» Exercise details: Select every line containing the word "Forecast" from the material, and copy those lines.

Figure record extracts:

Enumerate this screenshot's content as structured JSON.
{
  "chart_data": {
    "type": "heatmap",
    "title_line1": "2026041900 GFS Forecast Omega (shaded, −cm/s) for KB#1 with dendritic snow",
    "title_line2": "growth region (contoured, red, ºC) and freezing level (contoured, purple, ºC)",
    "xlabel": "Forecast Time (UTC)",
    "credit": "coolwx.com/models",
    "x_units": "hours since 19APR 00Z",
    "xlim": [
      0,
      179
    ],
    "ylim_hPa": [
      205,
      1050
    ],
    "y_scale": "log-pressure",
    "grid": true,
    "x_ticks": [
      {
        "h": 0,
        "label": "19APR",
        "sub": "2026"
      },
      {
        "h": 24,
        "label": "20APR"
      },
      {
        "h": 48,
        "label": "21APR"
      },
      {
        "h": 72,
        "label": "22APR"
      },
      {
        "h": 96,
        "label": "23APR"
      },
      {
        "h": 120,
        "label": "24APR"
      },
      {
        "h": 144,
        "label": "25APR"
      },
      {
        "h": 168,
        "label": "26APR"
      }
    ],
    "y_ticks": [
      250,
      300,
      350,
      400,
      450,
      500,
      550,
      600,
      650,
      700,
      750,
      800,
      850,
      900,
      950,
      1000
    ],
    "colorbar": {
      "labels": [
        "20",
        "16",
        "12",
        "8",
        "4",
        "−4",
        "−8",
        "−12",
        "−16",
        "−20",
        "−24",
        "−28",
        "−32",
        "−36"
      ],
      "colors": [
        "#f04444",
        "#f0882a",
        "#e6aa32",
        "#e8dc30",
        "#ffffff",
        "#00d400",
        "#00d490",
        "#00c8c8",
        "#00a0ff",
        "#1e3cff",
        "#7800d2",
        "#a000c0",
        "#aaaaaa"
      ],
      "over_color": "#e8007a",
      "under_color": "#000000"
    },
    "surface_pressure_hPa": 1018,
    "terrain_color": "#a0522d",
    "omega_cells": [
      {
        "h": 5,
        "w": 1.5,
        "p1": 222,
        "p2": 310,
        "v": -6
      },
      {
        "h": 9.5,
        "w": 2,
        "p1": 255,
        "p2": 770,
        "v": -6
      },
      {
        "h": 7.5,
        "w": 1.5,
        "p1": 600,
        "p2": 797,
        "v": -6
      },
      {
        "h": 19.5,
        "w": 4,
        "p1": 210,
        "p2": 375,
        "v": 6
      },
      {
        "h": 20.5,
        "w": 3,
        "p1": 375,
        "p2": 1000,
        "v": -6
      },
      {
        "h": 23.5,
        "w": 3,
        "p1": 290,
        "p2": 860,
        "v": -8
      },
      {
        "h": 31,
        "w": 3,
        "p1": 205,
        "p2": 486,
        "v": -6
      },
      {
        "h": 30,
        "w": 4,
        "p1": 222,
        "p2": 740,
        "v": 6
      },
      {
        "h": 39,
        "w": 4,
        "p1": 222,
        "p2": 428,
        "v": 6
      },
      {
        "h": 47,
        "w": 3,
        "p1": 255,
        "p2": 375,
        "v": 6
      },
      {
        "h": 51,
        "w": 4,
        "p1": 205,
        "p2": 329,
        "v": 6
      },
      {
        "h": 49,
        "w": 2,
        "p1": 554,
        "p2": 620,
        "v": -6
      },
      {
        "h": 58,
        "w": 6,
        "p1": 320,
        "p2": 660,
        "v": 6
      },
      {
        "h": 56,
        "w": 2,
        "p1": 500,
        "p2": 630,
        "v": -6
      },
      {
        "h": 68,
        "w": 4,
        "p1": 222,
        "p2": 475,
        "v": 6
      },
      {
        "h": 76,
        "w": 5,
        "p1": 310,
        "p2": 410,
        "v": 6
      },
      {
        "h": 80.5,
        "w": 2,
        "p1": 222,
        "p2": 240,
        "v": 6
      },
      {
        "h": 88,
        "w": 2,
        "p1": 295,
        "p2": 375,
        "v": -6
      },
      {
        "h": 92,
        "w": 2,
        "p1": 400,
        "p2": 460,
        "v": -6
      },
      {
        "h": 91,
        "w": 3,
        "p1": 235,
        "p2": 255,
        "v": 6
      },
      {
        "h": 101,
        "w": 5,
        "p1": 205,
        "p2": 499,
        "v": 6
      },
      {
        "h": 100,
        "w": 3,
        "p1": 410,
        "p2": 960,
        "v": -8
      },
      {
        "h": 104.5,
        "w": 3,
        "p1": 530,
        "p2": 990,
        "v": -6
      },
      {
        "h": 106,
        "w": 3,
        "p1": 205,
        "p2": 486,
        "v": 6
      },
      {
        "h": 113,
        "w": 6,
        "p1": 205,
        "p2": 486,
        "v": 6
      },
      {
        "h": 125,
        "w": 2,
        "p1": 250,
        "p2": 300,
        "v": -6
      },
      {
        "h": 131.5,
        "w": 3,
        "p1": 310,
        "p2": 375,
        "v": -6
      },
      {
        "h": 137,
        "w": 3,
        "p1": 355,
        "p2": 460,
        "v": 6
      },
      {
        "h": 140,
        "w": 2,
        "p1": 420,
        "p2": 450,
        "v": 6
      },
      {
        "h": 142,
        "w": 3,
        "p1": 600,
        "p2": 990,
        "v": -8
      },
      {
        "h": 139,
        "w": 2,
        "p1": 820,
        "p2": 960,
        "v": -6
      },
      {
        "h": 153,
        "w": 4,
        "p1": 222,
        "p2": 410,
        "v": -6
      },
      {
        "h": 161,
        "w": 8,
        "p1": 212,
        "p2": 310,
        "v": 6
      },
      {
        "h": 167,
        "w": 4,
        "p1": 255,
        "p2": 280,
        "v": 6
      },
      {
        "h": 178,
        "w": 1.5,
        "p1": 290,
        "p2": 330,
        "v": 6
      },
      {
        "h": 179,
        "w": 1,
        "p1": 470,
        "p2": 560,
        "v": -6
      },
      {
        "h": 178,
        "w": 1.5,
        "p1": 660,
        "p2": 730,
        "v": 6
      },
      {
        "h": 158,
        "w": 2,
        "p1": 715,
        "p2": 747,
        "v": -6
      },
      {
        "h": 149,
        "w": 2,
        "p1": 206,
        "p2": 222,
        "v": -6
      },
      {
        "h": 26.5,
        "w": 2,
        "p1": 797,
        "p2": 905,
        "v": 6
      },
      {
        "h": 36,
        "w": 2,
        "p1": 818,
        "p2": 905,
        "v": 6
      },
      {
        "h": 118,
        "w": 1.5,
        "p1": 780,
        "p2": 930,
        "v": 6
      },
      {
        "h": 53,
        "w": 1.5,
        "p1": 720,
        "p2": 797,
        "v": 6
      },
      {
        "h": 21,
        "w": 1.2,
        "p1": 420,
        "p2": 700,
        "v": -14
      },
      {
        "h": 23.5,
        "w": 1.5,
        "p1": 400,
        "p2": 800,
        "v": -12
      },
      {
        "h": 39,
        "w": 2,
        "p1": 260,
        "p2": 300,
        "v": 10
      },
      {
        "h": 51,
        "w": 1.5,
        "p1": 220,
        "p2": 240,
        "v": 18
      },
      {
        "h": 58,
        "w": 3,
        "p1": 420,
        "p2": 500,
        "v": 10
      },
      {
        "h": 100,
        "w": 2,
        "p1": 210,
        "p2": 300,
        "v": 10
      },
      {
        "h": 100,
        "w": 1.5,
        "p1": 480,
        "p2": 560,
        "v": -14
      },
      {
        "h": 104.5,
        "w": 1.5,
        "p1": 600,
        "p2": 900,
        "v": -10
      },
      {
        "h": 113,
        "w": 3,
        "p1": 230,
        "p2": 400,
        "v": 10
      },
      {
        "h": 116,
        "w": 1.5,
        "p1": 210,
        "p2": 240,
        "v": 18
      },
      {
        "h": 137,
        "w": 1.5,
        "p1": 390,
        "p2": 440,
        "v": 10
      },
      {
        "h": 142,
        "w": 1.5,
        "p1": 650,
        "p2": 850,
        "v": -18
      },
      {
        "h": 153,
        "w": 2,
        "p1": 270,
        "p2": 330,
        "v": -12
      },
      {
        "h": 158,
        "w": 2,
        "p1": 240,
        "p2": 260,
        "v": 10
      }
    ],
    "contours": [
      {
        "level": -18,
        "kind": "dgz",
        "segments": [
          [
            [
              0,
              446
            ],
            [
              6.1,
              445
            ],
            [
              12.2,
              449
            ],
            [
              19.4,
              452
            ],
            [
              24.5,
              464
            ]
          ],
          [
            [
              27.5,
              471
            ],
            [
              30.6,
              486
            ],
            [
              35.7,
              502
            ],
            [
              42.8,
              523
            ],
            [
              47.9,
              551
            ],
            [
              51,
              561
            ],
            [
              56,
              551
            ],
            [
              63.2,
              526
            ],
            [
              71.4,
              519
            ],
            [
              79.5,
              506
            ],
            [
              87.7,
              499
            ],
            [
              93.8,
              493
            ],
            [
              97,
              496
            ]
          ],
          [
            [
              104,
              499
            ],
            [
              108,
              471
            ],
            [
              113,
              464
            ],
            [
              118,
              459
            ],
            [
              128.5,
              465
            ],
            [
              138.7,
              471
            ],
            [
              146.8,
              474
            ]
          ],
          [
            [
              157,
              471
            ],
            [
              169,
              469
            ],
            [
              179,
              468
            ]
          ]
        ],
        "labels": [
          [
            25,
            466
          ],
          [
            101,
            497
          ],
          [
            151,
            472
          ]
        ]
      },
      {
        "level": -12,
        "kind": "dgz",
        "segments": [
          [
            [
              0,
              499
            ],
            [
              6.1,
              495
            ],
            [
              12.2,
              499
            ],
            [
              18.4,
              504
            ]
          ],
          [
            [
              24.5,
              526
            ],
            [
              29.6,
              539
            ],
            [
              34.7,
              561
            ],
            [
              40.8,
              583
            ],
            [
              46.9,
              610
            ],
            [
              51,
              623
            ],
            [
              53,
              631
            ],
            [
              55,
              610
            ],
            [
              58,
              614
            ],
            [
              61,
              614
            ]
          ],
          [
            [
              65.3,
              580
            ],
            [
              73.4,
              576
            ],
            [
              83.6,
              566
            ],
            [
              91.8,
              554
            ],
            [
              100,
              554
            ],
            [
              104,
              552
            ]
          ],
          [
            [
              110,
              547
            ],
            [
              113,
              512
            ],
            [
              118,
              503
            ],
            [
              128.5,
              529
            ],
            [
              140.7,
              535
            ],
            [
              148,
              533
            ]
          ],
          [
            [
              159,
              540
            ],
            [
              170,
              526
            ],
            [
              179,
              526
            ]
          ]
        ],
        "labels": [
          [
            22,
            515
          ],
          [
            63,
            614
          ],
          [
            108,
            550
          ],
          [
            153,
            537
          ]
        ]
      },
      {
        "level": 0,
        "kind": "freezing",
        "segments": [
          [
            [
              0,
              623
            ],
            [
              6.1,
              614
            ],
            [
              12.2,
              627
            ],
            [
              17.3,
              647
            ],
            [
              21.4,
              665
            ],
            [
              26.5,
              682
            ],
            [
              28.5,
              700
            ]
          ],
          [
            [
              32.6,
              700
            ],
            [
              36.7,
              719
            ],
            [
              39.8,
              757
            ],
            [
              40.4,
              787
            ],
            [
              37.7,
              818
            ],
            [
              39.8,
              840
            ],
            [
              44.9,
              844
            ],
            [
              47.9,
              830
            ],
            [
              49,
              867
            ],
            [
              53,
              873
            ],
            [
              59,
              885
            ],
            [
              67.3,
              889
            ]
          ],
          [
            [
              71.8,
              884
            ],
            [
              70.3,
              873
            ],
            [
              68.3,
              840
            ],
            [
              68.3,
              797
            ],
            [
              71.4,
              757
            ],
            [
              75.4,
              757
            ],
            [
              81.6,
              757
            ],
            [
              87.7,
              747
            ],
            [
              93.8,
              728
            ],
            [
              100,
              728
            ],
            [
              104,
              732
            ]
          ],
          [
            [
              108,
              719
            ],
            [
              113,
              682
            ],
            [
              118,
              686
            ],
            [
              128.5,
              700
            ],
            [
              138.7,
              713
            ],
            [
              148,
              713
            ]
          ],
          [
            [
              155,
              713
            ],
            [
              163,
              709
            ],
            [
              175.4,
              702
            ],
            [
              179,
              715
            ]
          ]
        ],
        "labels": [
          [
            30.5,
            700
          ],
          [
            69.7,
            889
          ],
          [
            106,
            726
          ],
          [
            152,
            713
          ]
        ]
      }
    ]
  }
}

» Written solution:
    "title_line1": "2026041900 GFS Forecast Omega (shaded, −cm/s) for KB#1 with dendritic snow",
    "xlabel": "Forecast Time (UTC)",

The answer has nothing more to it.